Request »
Provide a single number: the count of lines containing the string "title".

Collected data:
──────────────────────────────

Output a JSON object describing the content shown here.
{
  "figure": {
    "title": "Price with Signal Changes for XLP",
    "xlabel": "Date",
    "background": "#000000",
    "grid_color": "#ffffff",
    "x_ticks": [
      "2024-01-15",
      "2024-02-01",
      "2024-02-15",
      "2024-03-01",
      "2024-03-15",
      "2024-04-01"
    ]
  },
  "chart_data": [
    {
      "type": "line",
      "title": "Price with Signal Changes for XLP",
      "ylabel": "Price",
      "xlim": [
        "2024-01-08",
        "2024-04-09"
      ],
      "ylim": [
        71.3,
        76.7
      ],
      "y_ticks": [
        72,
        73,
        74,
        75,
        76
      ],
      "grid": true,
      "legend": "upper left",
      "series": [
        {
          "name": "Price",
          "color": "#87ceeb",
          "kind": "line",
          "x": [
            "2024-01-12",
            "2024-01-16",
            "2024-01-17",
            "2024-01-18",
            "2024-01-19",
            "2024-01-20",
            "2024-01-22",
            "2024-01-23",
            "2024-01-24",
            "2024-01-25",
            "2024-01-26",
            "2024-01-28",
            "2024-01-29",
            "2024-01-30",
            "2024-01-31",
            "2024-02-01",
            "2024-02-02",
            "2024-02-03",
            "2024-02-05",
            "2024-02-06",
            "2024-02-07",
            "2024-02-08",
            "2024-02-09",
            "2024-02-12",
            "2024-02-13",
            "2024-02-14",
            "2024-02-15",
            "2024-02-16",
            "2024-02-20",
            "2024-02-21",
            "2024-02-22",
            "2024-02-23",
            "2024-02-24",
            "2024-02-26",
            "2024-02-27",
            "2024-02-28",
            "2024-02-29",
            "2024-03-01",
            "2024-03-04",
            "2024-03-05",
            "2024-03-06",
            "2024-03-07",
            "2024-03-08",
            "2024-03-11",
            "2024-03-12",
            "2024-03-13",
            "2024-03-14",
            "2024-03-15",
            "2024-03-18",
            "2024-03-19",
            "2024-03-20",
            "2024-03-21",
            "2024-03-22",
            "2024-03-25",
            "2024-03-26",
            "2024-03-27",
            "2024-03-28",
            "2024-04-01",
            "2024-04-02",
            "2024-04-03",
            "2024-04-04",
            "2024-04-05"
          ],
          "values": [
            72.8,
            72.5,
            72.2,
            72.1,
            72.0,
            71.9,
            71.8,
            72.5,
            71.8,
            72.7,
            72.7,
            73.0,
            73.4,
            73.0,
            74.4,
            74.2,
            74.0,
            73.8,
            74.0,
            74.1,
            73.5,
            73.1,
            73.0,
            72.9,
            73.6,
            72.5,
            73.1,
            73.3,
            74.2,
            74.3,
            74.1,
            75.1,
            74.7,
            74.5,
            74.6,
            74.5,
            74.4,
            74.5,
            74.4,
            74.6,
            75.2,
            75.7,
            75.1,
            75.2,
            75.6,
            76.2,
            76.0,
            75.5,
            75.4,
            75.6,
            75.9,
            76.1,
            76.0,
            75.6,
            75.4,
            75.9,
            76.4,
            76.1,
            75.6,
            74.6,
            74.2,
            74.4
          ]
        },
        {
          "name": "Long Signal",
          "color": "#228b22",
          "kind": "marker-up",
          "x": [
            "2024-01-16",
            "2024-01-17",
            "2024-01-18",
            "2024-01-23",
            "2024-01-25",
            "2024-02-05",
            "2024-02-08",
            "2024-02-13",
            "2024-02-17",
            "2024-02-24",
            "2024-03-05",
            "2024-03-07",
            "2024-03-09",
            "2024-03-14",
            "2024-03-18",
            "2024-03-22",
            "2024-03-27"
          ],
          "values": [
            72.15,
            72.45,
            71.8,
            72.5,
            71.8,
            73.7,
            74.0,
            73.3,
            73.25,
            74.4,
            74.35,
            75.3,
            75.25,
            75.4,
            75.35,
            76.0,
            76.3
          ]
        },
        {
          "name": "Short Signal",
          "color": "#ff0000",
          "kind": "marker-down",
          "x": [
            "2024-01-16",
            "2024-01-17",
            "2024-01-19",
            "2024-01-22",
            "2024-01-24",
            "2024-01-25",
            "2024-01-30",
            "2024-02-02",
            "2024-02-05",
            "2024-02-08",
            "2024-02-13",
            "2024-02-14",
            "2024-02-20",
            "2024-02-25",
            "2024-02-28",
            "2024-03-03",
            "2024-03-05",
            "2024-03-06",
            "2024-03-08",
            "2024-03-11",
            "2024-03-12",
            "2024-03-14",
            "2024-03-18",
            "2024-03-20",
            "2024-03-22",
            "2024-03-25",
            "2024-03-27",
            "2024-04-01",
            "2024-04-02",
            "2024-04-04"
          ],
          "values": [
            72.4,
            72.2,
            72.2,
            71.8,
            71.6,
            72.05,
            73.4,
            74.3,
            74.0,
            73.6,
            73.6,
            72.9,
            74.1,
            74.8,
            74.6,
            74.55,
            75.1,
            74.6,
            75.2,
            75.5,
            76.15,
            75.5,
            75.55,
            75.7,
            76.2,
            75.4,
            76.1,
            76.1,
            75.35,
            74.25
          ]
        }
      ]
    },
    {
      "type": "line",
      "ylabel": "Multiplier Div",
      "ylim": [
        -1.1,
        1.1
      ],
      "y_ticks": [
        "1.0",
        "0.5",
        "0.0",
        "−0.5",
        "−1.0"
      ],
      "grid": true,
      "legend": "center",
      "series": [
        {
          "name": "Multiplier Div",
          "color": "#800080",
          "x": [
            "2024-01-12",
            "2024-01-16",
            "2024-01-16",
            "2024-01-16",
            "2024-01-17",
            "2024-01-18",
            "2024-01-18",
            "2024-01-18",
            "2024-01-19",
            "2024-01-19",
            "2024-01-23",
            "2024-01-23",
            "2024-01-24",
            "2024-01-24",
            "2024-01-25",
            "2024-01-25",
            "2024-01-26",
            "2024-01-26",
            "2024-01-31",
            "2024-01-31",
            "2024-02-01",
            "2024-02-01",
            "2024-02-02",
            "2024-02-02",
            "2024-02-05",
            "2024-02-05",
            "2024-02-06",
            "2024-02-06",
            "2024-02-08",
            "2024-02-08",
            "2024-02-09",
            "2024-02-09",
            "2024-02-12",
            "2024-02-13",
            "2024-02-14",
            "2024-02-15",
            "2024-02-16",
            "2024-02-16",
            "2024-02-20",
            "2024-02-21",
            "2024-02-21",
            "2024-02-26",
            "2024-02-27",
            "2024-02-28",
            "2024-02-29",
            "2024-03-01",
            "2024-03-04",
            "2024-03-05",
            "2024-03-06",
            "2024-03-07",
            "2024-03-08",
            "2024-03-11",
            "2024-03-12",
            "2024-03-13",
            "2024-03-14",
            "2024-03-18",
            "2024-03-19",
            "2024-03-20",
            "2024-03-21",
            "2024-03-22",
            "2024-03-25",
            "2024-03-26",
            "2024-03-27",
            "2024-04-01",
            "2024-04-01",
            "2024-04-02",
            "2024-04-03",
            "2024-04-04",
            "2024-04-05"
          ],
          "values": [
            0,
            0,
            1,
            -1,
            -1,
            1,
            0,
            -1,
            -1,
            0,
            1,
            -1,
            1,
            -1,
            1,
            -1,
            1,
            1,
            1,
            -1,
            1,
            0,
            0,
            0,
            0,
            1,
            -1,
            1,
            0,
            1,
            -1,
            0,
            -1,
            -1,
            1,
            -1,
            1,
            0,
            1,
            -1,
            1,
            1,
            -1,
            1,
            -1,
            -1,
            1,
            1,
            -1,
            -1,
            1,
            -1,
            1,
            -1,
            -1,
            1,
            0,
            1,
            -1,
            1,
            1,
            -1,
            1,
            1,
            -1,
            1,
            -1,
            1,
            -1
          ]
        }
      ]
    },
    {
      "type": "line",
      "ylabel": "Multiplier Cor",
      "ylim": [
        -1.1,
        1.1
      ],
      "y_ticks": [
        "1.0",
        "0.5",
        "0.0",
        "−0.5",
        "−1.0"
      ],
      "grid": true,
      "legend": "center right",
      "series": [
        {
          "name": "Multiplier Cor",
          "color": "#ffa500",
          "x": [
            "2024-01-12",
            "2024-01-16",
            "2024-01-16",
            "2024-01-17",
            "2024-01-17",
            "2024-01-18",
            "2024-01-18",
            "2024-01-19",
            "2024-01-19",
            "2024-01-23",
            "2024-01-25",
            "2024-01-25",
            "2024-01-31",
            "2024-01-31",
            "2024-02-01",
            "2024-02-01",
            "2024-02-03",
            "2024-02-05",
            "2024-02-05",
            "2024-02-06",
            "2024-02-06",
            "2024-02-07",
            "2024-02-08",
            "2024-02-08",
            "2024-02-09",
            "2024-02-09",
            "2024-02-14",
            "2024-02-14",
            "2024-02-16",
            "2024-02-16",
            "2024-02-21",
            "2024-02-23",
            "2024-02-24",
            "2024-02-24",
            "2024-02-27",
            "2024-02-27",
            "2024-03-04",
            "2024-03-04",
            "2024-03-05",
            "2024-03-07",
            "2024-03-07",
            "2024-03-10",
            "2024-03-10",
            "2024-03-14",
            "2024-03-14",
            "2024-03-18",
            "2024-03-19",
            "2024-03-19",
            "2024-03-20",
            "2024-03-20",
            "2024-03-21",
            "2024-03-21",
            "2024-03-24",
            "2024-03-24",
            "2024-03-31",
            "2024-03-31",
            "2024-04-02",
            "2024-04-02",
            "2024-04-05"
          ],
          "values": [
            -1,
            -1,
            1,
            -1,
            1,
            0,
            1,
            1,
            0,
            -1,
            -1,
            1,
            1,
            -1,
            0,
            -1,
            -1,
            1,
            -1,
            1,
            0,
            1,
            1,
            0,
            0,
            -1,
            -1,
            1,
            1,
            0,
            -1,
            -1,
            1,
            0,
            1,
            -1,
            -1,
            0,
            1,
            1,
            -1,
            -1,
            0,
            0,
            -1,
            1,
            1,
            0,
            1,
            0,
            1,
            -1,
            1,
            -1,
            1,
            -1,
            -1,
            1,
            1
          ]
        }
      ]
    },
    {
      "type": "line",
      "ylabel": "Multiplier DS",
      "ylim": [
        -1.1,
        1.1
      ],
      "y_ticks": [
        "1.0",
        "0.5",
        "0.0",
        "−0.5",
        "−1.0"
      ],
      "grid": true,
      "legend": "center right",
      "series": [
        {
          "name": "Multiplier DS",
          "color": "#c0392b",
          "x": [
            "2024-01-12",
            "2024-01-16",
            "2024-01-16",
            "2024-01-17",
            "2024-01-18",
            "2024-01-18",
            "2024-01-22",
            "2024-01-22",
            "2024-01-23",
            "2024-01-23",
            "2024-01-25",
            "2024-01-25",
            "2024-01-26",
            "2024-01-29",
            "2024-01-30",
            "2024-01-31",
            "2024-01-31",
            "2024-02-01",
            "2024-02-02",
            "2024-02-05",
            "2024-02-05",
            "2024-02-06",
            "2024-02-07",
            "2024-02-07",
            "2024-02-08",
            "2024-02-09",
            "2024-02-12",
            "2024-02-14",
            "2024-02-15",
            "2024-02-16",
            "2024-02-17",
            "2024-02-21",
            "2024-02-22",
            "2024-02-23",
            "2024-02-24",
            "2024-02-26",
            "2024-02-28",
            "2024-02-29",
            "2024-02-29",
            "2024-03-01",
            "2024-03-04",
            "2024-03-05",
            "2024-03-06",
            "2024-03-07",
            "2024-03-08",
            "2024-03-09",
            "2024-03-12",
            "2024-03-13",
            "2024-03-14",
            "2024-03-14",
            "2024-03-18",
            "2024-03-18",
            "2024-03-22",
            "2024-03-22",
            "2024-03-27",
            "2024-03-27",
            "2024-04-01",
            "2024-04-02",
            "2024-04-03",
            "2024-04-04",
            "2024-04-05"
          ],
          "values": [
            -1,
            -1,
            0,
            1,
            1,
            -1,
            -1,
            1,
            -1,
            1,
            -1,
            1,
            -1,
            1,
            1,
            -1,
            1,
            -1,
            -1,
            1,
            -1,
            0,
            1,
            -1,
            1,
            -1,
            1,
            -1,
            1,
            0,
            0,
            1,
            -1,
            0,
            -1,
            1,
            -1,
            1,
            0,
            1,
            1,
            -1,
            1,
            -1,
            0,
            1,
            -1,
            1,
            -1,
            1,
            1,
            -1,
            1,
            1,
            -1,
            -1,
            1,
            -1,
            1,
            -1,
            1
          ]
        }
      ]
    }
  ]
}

──────────────────────────────

Expected answer »
2